* Start INPUT FOR THIS TASK *

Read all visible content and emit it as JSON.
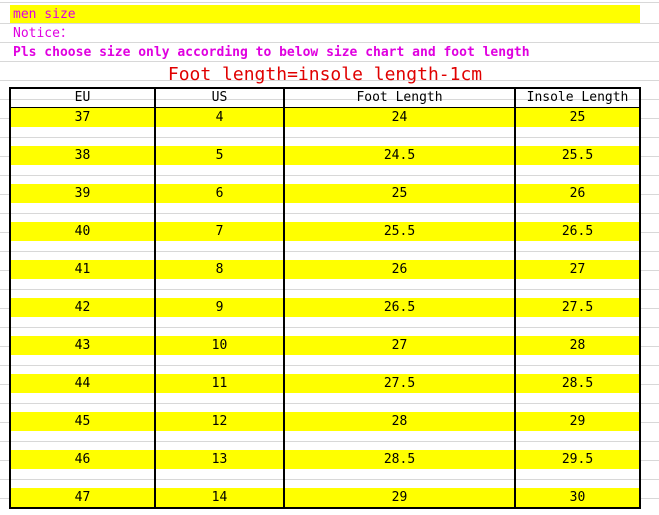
{
  "header": {
    "label": "men size",
    "notice": "Notice：",
    "instruction": "Pls choose size only according to below size chart and foot length",
    "formula": "Foot length=insole length-1cm"
  },
  "table": {
    "columns": [
      "EU",
      "US",
      "Foot Length",
      "Insole Length"
    ],
    "rows": [
      [
        "37",
        "4",
        "24",
        "25"
      ],
      [
        "38",
        "5",
        "24.5",
        "25.5"
      ],
      [
        "39",
        "6",
        "25",
        "26"
      ],
      [
        "40",
        "7",
        "25.5",
        "26.5"
      ],
      [
        "41",
        "8",
        "26",
        "27"
      ],
      [
        "42",
        "9",
        "26.5",
        "27.5"
      ],
      [
        "43",
        "10",
        "27",
        "28"
      ],
      [
        "44",
        "11",
        "27.5",
        "28.5"
      ],
      [
        "45",
        "12",
        "28",
        "29"
      ],
      [
        "46",
        "13",
        "28.5",
        "29.5"
      ],
      [
        "47",
        "14",
        "29",
        "30"
      ]
    ]
  }
}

* End INPUT FOR THIS TASK *

WHAT THIS TASK INVOLVES
For the listing above, identify each line bearing "size".

TASK ANSWER
    "label": "men size",
    "instruction": "Pls choose size only according to below size chart and foot length",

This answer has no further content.